THE INPUT

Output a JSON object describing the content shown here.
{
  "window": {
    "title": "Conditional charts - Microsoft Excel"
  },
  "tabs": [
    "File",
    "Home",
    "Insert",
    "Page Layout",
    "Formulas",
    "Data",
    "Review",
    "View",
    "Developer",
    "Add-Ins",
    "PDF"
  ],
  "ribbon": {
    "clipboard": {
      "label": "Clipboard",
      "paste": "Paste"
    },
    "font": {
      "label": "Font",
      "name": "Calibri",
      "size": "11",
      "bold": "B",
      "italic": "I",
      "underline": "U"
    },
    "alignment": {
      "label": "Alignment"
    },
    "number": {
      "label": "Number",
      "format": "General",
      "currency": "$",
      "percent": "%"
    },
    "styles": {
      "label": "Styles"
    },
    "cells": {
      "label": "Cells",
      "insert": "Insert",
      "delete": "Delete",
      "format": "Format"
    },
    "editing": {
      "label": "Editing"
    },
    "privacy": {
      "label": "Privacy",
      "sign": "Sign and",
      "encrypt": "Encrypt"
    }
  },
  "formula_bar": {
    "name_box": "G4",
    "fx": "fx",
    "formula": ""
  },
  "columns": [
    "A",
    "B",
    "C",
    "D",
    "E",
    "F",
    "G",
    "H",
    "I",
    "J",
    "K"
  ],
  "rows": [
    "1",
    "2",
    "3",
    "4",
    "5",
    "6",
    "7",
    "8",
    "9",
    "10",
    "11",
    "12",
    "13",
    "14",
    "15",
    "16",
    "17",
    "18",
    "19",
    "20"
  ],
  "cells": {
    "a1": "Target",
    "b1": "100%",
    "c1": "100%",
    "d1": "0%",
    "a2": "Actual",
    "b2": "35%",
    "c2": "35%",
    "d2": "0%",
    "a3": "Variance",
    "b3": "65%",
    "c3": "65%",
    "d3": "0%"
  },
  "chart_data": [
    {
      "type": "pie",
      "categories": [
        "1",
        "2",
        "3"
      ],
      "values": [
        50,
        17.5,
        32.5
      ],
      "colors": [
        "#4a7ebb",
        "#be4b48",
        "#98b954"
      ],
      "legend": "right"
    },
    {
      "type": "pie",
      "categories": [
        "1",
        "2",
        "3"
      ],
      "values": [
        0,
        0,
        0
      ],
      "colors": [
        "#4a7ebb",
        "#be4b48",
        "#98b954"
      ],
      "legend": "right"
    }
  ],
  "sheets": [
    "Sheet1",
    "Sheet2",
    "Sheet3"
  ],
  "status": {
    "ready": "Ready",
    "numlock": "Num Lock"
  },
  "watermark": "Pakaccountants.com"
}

TO DO
Your answer should be a single number: the count of lines in the listing that contain the word "label".

THE SOLUTION
8